Extracted records ::
========
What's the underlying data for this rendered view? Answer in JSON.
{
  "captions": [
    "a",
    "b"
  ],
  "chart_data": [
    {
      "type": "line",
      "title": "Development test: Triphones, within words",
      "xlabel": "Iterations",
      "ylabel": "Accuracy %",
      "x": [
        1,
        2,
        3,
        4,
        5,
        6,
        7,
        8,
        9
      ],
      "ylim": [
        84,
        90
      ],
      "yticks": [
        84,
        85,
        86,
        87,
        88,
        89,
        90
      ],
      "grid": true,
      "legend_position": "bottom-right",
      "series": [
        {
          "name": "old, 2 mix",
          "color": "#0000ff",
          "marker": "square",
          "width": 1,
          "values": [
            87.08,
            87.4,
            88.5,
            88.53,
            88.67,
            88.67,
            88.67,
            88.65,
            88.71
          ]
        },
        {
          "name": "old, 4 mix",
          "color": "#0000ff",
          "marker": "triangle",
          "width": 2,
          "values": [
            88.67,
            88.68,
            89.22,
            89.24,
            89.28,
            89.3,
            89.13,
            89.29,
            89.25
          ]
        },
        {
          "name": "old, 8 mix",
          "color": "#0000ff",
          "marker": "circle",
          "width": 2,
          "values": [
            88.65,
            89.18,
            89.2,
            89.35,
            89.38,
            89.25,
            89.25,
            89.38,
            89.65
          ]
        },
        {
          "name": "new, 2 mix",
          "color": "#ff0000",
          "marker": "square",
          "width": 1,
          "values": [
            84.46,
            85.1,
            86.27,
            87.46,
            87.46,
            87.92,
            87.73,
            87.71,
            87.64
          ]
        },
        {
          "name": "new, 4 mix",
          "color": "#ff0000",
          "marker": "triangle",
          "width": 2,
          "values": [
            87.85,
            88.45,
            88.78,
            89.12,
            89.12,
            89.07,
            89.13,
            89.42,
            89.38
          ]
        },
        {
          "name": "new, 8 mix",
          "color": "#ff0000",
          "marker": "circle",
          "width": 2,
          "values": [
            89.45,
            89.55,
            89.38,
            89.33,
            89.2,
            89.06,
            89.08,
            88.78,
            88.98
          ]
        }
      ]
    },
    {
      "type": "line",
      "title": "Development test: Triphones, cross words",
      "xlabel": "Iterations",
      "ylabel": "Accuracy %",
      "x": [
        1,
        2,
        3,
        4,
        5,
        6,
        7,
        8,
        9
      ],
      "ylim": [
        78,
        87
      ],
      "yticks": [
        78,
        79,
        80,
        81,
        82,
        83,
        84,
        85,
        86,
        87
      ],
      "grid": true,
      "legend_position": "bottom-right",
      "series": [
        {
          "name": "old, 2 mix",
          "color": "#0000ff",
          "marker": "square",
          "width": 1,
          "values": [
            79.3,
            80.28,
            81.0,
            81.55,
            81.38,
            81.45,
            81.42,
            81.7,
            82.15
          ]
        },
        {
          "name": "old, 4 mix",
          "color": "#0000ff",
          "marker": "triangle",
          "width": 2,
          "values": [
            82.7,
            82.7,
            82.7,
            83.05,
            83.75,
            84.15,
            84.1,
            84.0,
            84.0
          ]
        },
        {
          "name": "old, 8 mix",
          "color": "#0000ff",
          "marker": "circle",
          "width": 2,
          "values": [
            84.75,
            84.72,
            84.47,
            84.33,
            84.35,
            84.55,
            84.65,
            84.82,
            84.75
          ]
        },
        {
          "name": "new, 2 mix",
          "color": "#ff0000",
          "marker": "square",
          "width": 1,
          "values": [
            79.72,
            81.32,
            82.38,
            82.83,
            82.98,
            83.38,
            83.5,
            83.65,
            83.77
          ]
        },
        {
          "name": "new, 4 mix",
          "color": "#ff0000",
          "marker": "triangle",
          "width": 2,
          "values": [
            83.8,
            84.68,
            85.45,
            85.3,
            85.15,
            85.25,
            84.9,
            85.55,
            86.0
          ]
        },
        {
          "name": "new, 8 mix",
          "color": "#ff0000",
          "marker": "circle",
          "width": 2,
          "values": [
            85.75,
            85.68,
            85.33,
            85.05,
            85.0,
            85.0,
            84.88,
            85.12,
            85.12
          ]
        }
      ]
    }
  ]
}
========
Repeat every record, keeping each word and mark exactly as it is.

Result for this task ::
What's the underlying data for this rendered view? Answer in JSON.
{
  "captions": [
    "a",
    "b"
  ],
  "chart_data": [
    {
      "type": "line",
      "title": "Development test: Triphones, within words",
      "xlabel": "Iterations",
      "ylabel": "Accuracy %",
      "x": [
        1,
        2,
        3,
        4,
        5,
        6,
        7,
        8,
        9
      ],
      "ylim": [
        84,
        90
      ],
      "yticks": [
        84,
        85,
        86,
        87,
        88,
        89,
        90
      ],
      "grid": true,
      "legend_position": "bottom-right",
      "series": [
        {
          "name": "old, 2 mix",
          "color": "#0000ff",
          "marker": "square",
          "width": 1,
          "values": [
            87.08,
            87.4,
            88.5,
            88.53,
            88.67,
            88.67,
            88.67,
            88.65,
            88.71
          ]
        },
        {
          "name": "old, 4 mix",
          "color": "#0000ff",
          "marker": "triangle",
          "width": 2,
          "values": [
            88.67,
            88.68,
            89.22,
            89.24,
            89.28,
            89.3,
            89.13,
            89.29,
            89.25
          ]
        },
        {
          "name": "old, 8 mix",
          "color": "#0000ff",
          "marker": "circle",
          "width": 2,
          "values": [
            88.65,
            89.18,
            89.2,
            89.35,
            89.38,
            89.25,
            89.25,
            89.38,
            89.65
          ]
        },
        {
          "name": "new, 2 mix",
          "color": "#ff0000",
          "marker": "square",
          "width": 1,
          "values": [
            84.46,
            85.1,
            86.27,
            87.46,
            87.46,
            87.92,
            87.73,
            87.71,
            87.64
          ]
        },
        {
          "name": "new, 4 mix",
          "color": "#ff0000",
          "marker": "triangle",
          "width": 2,
          "values": [
            87.85,
            88.45,
            88.78,
            89.12,
            89.12,
            89.07,
            89.13,
            89.42,
            89.38
          ]
        },
        {
          "name": "new, 8 mix",
          "color": "#ff0000",
          "marker": "circle",
          "width": 2,
          "values": [
            89.45,
            89.55,
            89.38,
            89.33,
            89.2,
            89.06,
            89.08,
            88.78,
            88.98
          ]
        }
      ]
    },
    {
      "type": "line",
      "title": "Development test: Triphones, cross words",
      "xlabel": "Iterations",
      "ylabel": "Accuracy %",
      "x": [
        1,
        2,
        3,
        4,
        5,
        6,
        7,
        8,
        9
      ],
      "ylim": [
        78,
        87
      ],
      "yticks": [
        78,
        79,
        80,
        81,
        82,
        83,
        84,
        85,
        86,
        87
      ],
      "grid": true,
      "legend_position": "bottom-right",
      "series": [
        {
          "name": "old, 2 mix",
          "color": "#0000ff",
          "marker": "square",
          "width": 1,
          "values": [
            79.3,
            80.28,
            81.0,
            81.55,
            81.38,
            81.45,
            81.42,
            81.7,
            82.15
          ]
        },
        {
          "name": "old, 4 mix",
          "color": "#0000ff",
          "marker": "triangle",
          "width": 2,
          "values": [
            82.7,
            82.7,
            82.7,
            83.05,
            83.75,
            84.15,
            84.1,
            84.0,
            84.0
          ]
        },
        {
          "name": "old, 8 mix",
          "color": "#0000ff",
          "marker": "circle",
          "width": 2,
          "values": [
            84.75,
            84.72,
            84.47,
            84.33,
            84.35,
            84.55,
            84.65,
            84.82,
            84.75
          ]
        },
        {
          "name": "new, 2 mix",
          "color": "#ff0000",
          "marker": "square",
          "width": 1,
          "values": [
            79.72,
            81.32,
            82.38,
            82.83,
            82.98,
            83.38,
            83.5,
            83.65,
            83.77
          ]
        },
        {
          "name": "new, 4 mix",
          "color": "#ff0000",
          "marker": "triangle",
          "width": 2,
          "values": [
            83.8,
            84.68,
            85.45,
            85.3,
            85.15,
            85.25,
            84.9,
            85.55,
            86.0
          ]
        },
        {
          "name": "new, 8 mix",
          "color": "#ff0000",
          "marker": "circle",
          "width": 2,
          "values": [
            85.75,
            85.68,
            85.33,
            85.05,
            85.0,
            85.0,
            84.88,
            85.12,
            85.12
          ]
        }
      ]
    }
  ]
}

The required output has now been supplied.